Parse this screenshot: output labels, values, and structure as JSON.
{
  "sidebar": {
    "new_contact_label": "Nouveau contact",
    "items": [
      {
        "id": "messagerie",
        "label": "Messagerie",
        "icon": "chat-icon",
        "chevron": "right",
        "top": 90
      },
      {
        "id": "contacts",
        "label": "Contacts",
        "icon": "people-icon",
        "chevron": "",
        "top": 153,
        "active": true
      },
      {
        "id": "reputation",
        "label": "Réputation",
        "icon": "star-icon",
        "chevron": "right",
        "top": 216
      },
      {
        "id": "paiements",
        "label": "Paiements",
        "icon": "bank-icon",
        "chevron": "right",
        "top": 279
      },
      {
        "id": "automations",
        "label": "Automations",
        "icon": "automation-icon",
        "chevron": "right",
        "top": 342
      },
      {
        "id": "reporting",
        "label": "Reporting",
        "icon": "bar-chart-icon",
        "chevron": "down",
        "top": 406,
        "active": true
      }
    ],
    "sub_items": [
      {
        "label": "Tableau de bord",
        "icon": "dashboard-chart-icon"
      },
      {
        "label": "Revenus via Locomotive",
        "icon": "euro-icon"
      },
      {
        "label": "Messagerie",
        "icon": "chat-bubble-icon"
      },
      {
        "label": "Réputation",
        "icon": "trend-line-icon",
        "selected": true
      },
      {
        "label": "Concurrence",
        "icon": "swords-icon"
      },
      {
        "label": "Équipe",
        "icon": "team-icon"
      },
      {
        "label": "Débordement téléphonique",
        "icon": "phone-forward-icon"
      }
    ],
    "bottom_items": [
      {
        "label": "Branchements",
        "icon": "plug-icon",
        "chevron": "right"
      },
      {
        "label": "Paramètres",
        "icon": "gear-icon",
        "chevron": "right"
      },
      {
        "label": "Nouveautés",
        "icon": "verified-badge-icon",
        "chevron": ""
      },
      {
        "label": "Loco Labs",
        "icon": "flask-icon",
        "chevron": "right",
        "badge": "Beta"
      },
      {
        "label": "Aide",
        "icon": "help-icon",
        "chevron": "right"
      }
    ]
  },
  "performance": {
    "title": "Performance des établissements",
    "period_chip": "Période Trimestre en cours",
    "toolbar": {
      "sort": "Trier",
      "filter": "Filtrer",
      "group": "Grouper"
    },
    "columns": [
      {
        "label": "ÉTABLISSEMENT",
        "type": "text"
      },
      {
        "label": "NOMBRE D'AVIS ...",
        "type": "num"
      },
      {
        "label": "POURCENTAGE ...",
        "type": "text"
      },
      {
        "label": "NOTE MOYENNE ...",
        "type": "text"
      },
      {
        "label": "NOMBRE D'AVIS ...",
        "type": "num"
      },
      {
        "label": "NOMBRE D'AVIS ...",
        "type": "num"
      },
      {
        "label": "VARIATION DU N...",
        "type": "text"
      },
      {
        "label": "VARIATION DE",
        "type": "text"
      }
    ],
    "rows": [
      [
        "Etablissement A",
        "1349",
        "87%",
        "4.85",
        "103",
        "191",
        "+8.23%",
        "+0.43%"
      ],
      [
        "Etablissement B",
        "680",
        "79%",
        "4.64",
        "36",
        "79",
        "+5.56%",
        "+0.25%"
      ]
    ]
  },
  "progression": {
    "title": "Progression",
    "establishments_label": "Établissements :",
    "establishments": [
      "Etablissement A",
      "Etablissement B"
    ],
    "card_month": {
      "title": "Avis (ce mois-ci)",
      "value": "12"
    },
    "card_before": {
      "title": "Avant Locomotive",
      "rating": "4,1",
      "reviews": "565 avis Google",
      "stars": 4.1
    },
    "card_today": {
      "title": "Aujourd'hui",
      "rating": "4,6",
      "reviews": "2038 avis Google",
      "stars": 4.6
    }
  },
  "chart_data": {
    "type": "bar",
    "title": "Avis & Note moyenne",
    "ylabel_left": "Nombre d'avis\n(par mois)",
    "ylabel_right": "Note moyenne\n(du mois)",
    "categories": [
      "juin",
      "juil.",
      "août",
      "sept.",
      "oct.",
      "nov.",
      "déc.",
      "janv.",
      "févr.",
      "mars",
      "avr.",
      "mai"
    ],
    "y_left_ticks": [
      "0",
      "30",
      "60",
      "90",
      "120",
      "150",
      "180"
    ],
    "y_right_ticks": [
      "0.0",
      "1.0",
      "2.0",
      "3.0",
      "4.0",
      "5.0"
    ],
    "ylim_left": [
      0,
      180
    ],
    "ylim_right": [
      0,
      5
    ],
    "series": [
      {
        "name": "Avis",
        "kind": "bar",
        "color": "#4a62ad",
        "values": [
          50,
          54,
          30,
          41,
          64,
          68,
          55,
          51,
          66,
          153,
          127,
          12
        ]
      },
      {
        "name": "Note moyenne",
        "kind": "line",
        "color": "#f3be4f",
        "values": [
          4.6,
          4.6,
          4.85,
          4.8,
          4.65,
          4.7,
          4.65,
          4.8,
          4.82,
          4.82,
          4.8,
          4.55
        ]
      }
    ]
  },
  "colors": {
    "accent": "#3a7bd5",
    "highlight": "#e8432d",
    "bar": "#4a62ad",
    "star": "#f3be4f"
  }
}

········

- **PROBLEM DESCRIPTION**:
From the listing above, extract every line exactly as it stands.

- **SOLUTION TO THE PROBLEM**:
Parse this screenshot: output labels, values, and structure as JSON.
{
  "sidebar": {
    "new_contact_label": "Nouveau contact",
    "items": [
      {
        "id": "messagerie",
        "label": "Messagerie",
        "icon": "chat-icon",
        "chevron": "right",
        "top": 90
      },
      {
        "id": "contacts",
        "label": "Contacts",
        "icon": "people-icon",
        "chevron": "",
        "top": 153,
        "active": true
      },
      {
        "id": "reputation",
        "label": "Réputation",
        "icon": "star-icon",
        "chevron": "right",
        "top": 216
      },
      {
        "id": "paiements",
        "label": "Paiements",
        "icon": "bank-icon",
        "chevron": "right",
        "top": 279
      },
      {
        "id": "automations",
        "label": "Automations",
        "icon": "automation-icon",
        "chevron": "right",
        "top": 342
      },
      {
        "id": "reporting",
        "label": "Reporting",
        "icon": "bar-chart-icon",
        "chevron": "down",
        "top": 406,
        "active": true
      }
    ],
    "sub_items": [
      {
        "label": "Tableau de bord",
        "icon": "dashboard-chart-icon"
      },
      {
        "label": "Revenus via Locomotive",
        "icon": "euro-icon"
      },
      {
        "label": "Messagerie",
        "icon": "chat-bubble-icon"
      },
      {
        "label": "Réputation",
        "icon": "trend-line-icon",
        "selected": true
      },
      {
        "label": "Concurrence",
        "icon": "swords-icon"
      },
      {
        "label": "Équipe",
        "icon": "team-icon"
      },
      {
        "label": "Débordement téléphonique",
        "icon": "phone-forward-icon"
      }
    ],
    "bottom_items": [
      {
        "label": "Branchements",
        "icon": "plug-icon",
        "chevron": "right"
      },
      {
        "label": "Paramètres",
        "icon": "gear-icon",
        "chevron": "right"
      },
      {
        "label": "Nouveautés",
        "icon": "verified-badge-icon",
        "chevron": ""
      },
      {
        "label": "Loco Labs",
        "icon": "flask-icon",
        "chevron": "right",
        "badge": "Beta"
      },
      {
        "label": "Aide",
        "icon": "help-icon",
        "chevron": "right"
      }
    ]
  },
  "performance": {
    "title": "Performance des établissements",
    "period_chip": "Période Trimestre en cours",
    "toolbar": {
      "sort": "Trier",
      "filter": "Filtrer",
      "group": "Grouper"
    },
    "columns": [
      {
        "label": "ÉTABLISSEMENT",
        "type": "text"
      },
      {
        "label": "NOMBRE D'AVIS ...",
        "type": "num"
      },
      {
        "label": "POURCENTAGE ...",
        "type": "text"
      },
      {
        "label": "NOTE MOYENNE ...",
        "type": "text"
      },
      {
        "label": "NOMBRE D'AVIS ...",
        "type": "num"
      },
      {
        "label": "NOMBRE D'AVIS ...",
        "type": "num"
      },
      {
        "label": "VARIATION DU N...",
        "type": "text"
      },
      {
        "label": "VARIATION DE",
        "type": "text"
      }
    ],
    "rows": [
      [
        "Etablissement A",
        "1349",
        "87%",
        "4.85",
        "103",
        "191",
        "+8.23%",
        "+0.43%"
      ],
      [
        "Etablissement B",
        "680",
        "79%",
        "4.64",
        "36",
        "79",
        "+5.56%",
        "+0.25%"
      ]
    ]
  },
  "progression": {
    "title": "Progression",
    "establishments_label": "Établissements :",
    "establishments": [
      "Etablissement A",
      "Etablissement B"
    ],
    "card_month": {
      "title": "Avis (ce mois-ci)",
      "value": "12"
    },
    "card_before": {
      "title": "Avant Locomotive",
      "rating": "4,1",
      "reviews": "565 avis Google",
      "stars": 4.1
    },
    "card_today": {
      "title": "Aujourd'hui",
      "rating": "4,6",
      "reviews": "2038 avis Google",
      "stars": 4.6
    }
  },
  "chart_data": {
    "type": "bar",
    "title": "Avis & Note moyenne",
    "ylabel_left": "Nombre d'avis\n(par mois)",
    "ylabel_right": "Note moyenne\n(du mois)",
    "categories": [
      "juin",
      "juil.",
      "août",
      "sept.",
      "oct.",
      "nov.",
      "déc.",
      "janv.",
      "févr.",
      "mars",
      "avr.",
      "mai"
    ],
    "y_left_ticks": [
      "0",
      "30",
      "60",
      "90",
      "120",
      "150",
      "180"
    ],
    "y_right_ticks": [
      "0.0",
      "1.0",
      "2.0",
      "3.0",
      "4.0",
      "5.0"
    ],
    "ylim_left": [
      0,
      180
    ],
    "ylim_right": [
      0,
      5
    ],
    "series": [
      {
        "name": "Avis",
        "kind": "bar",
        "color": "#4a62ad",
        "values": [
          50,
          54,
          30,
          41,
          64,
          68,
          55,
          51,
          66,
          153,
          127,
          12
        ]
      },
      {
        "name": "Note moyenne",
        "kind": "line",
        "color": "#f3be4f",
        "values": [
          4.6,
          4.6,
          4.85,
          4.8,
          4.65,
          4.7,
          4.65,
          4.8,
          4.82,
          4.82,
          4.8,
          4.55
        ]
      }
    ]
  },
  "colors": {
    "accent": "#3a7bd5",
    "highlight": "#e8432d",
    "bar": "#4a62ad",
    "star": "#f3be4f"
  }
}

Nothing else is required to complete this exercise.